**Required task**
Identify all lines in the listing that include the word "JSON", and copy them out.

**Given records**
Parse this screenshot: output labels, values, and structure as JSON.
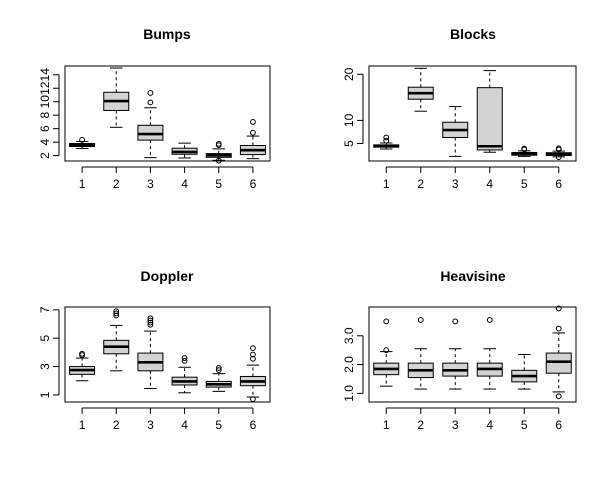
{
  "chart_data": [
    {
      "type": "boxplot",
      "title": "Bumps",
      "categories": [
        "1",
        "2",
        "3",
        "4",
        "5",
        "6"
      ],
      "ylim": [
        1.2,
        15.3
      ],
      "yticks": [
        2,
        4,
        6,
        8,
        10,
        12,
        14
      ],
      "ytick_labels": [
        "2",
        "4",
        "6",
        "8",
        "10",
        "12",
        "14"
      ],
      "boxes": [
        {
          "category": "1",
          "whisker_low": 3.05,
          "q1": 3.35,
          "median": 3.55,
          "q3": 3.8,
          "whisker_high": 4.1,
          "outliers": [
            4.35
          ]
        },
        {
          "category": "2",
          "whisker_low": 6.2,
          "q1": 8.7,
          "median": 10.1,
          "q3": 11.4,
          "whisker_high": 15.0,
          "outliers": []
        },
        {
          "category": "3",
          "whisker_low": 1.7,
          "q1": 4.3,
          "median": 5.2,
          "q3": 6.5,
          "whisker_high": 9.1,
          "outliers": [
            9.9,
            11.3
          ]
        },
        {
          "category": "4",
          "whisker_low": 1.65,
          "q1": 2.2,
          "median": 2.55,
          "q3": 3.1,
          "whisker_high": 3.85,
          "outliers": []
        },
        {
          "category": "5",
          "whisker_low": 1.3,
          "q1": 1.75,
          "median": 2.05,
          "q3": 2.3,
          "whisker_high": 3.0,
          "outliers": [
            3.55,
            3.75,
            1.25
          ]
        },
        {
          "category": "6",
          "whisker_low": 1.55,
          "q1": 2.15,
          "median": 2.8,
          "q3": 3.5,
          "whisker_high": 4.9,
          "outliers": [
            5.4,
            7.0
          ]
        }
      ]
    },
    {
      "type": "boxplot",
      "title": "Blocks",
      "categories": [
        "1",
        "2",
        "3",
        "4",
        "5",
        "6"
      ],
      "ylim": [
        1.2,
        21.8
      ],
      "yticks": [
        5,
        10,
        20
      ],
      "ytick_labels": [
        "5",
        "10",
        "20"
      ],
      "boxes": [
        {
          "category": "1",
          "whisker_low": 3.8,
          "q1": 4.2,
          "median": 4.45,
          "q3": 4.7,
          "whisker_high": 5.1,
          "outliers": [
            5.6,
            6.3
          ]
        },
        {
          "category": "2",
          "whisker_low": 12.0,
          "q1": 14.6,
          "median": 15.9,
          "q3": 17.2,
          "whisker_high": 21.3,
          "outliers": []
        },
        {
          "category": "3",
          "whisker_low": 2.2,
          "q1": 6.3,
          "median": 7.9,
          "q3": 9.6,
          "whisker_high": 13.0,
          "outliers": []
        },
        {
          "category": "4",
          "whisker_low": 3.1,
          "q1": 3.6,
          "median": 4.4,
          "q3": 17.1,
          "whisker_high": 20.8,
          "outliers": []
        },
        {
          "category": "5",
          "whisker_low": 2.2,
          "q1": 2.45,
          "median": 2.8,
          "q3": 3.05,
          "whisker_high": 3.4,
          "outliers": [
            3.7,
            3.9
          ]
        },
        {
          "category": "6",
          "whisker_low": 2.1,
          "q1": 2.4,
          "median": 2.7,
          "q3": 3.0,
          "whisker_high": 3.35,
          "outliers": [
            3.7,
            3.95,
            2.05
          ]
        }
      ]
    },
    {
      "type": "boxplot",
      "title": "Doppler",
      "categories": [
        "1",
        "2",
        "3",
        "4",
        "5",
        "6"
      ],
      "ylim": [
        0.5,
        7.2
      ],
      "yticks": [
        1,
        3,
        5,
        7
      ],
      "ytick_labels": [
        "1",
        "3",
        "5",
        "7"
      ],
      "boxes": [
        {
          "category": "1",
          "whisker_low": 2.0,
          "q1": 2.45,
          "median": 2.75,
          "q3": 3.0,
          "whisker_high": 3.6,
          "outliers": [
            3.8,
            3.9
          ]
        },
        {
          "category": "2",
          "whisker_low": 2.7,
          "q1": 3.9,
          "median": 4.4,
          "q3": 4.85,
          "whisker_high": 5.9,
          "outliers": [
            6.6,
            6.75,
            6.9
          ]
        },
        {
          "category": "3",
          "whisker_low": 1.45,
          "q1": 2.7,
          "median": 3.3,
          "q3": 3.95,
          "whisker_high": 5.5,
          "outliers": [
            5.95,
            6.1,
            6.25,
            6.4
          ]
        },
        {
          "category": "4",
          "whisker_low": 1.15,
          "q1": 1.7,
          "median": 1.95,
          "q3": 2.25,
          "whisker_high": 2.95,
          "outliers": [
            3.4,
            3.6
          ]
        },
        {
          "category": "5",
          "whisker_low": 1.25,
          "q1": 1.55,
          "median": 1.75,
          "q3": 1.95,
          "whisker_high": 2.5,
          "outliers": [
            2.75,
            2.9
          ]
        },
        {
          "category": "6",
          "whisker_low": 0.85,
          "q1": 1.65,
          "median": 1.95,
          "q3": 2.3,
          "whisker_high": 3.1,
          "outliers": [
            3.55,
            3.85,
            4.3,
            0.7
          ]
        }
      ]
    },
    {
      "type": "boxplot",
      "title": "Heavisine",
      "categories": [
        "1",
        "2",
        "3",
        "4",
        "5",
        "6"
      ],
      "ylim": [
        0.7,
        4.0
      ],
      "yticks": [
        1.0,
        2.0,
        3.0
      ],
      "ytick_labels": [
        "1.0",
        "2.0",
        "3.0"
      ],
      "boxes": [
        {
          "category": "1",
          "whisker_low": 1.25,
          "q1": 1.65,
          "median": 1.85,
          "q3": 2.05,
          "whisker_high": 2.45,
          "outliers": [
            2.5,
            3.5
          ]
        },
        {
          "category": "2",
          "whisker_low": 1.15,
          "q1": 1.55,
          "median": 1.8,
          "q3": 2.05,
          "whisker_high": 2.55,
          "outliers": [
            3.55
          ]
        },
        {
          "category": "3",
          "whisker_low": 1.15,
          "q1": 1.6,
          "median": 1.8,
          "q3": 2.05,
          "whisker_high": 2.55,
          "outliers": [
            3.5
          ]
        },
        {
          "category": "4",
          "whisker_low": 1.15,
          "q1": 1.6,
          "median": 1.85,
          "q3": 2.05,
          "whisker_high": 2.55,
          "outliers": [
            3.55
          ]
        },
        {
          "category": "5",
          "whisker_low": 1.15,
          "q1": 1.4,
          "median": 1.6,
          "q3": 1.8,
          "whisker_high": 2.35,
          "outliers": []
        },
        {
          "category": "6",
          "whisker_low": 1.05,
          "q1": 1.7,
          "median": 2.1,
          "q3": 2.4,
          "whisker_high": 3.1,
          "outliers": [
            3.25,
            3.95,
            0.9
          ]
        }
      ]
    }
  ],
  "colors": {
    "box_fill": "#d3d3d3",
    "stroke": "#000000",
    "background": "#ffffff"
  }
}
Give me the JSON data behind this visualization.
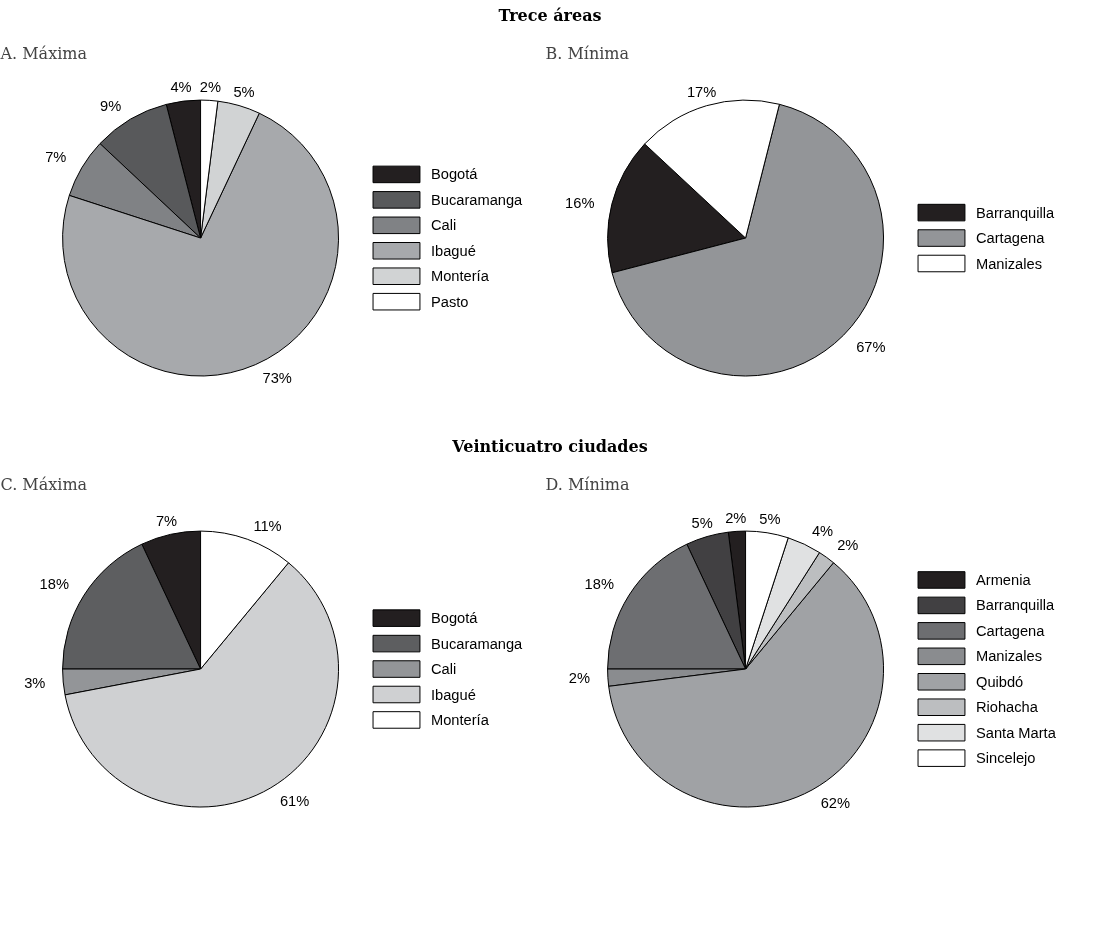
{
  "chart_data": [
    {
      "type": "pie",
      "title": "A. Máxima",
      "annotations": [
        "Trece áreas"
      ],
      "legend": "right",
      "categories": [
        "Bogotá",
        "Bucaramanga",
        "Cali",
        "Ibagué",
        "Montería",
        "Pasto"
      ],
      "values": [
        4,
        9,
        7,
        73,
        5,
        2
      ],
      "value_labels": [
        "4%",
        "9%",
        "7%",
        "73%",
        "5%",
        "2%"
      ],
      "colors": [
        "#231f20",
        "#58595b",
        "#808285",
        "#a7a9ac",
        "#d1d3d4",
        "#ffffff"
      ]
    },
    {
      "type": "pie",
      "title": "B. Mínima",
      "legend": "right",
      "categories": [
        "Barranquilla",
        "Cartagena",
        "Manizales"
      ],
      "values": [
        16,
        67,
        17
      ],
      "value_labels": [
        "16%",
        "67%",
        "17%"
      ],
      "colors": [
        "#231f20",
        "#939598",
        "#ffffff"
      ]
    },
    {
      "type": "pie",
      "title": "C. Máxima",
      "annotations": [
        "Veinticuatro ciudades"
      ],
      "legend": "right",
      "categories": [
        "Bogotá",
        "Bucaramanga",
        "Cali",
        "Ibagué",
        "Montería"
      ],
      "values": [
        7,
        18,
        3,
        61,
        11
      ],
      "value_labels": [
        "7%",
        "18%",
        "3%",
        "61%",
        "11%"
      ],
      "colors": [
        "#231f20",
        "#5d5e60",
        "#939598",
        "#cfd0d2",
        "#ffffff"
      ]
    },
    {
      "type": "pie",
      "title": "D. Mínima",
      "legend": "right",
      "categories": [
        "Armenia",
        "Barranquilla",
        "Cartagena",
        "Manizales",
        "Quibdó",
        "Riohacha",
        "Santa Marta",
        "Sincelejo"
      ],
      "values": [
        2,
        5,
        18,
        2,
        62,
        2,
        4,
        5
      ],
      "value_labels": [
        "2%",
        "5%",
        "18%",
        "2%",
        "62%",
        "2%",
        "4%",
        "5%"
      ],
      "colors": [
        "#231f20",
        "#414042",
        "#6d6e71",
        "#8a8c8f",
        "#a0a2a5",
        "#bcbec0",
        "#e0e1e2",
        "#ffffff"
      ]
    }
  ]
}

**Expected output**
Parse this screenshot: output labels, values, and structure as JSON.
Give me the JSON data behind this visualization.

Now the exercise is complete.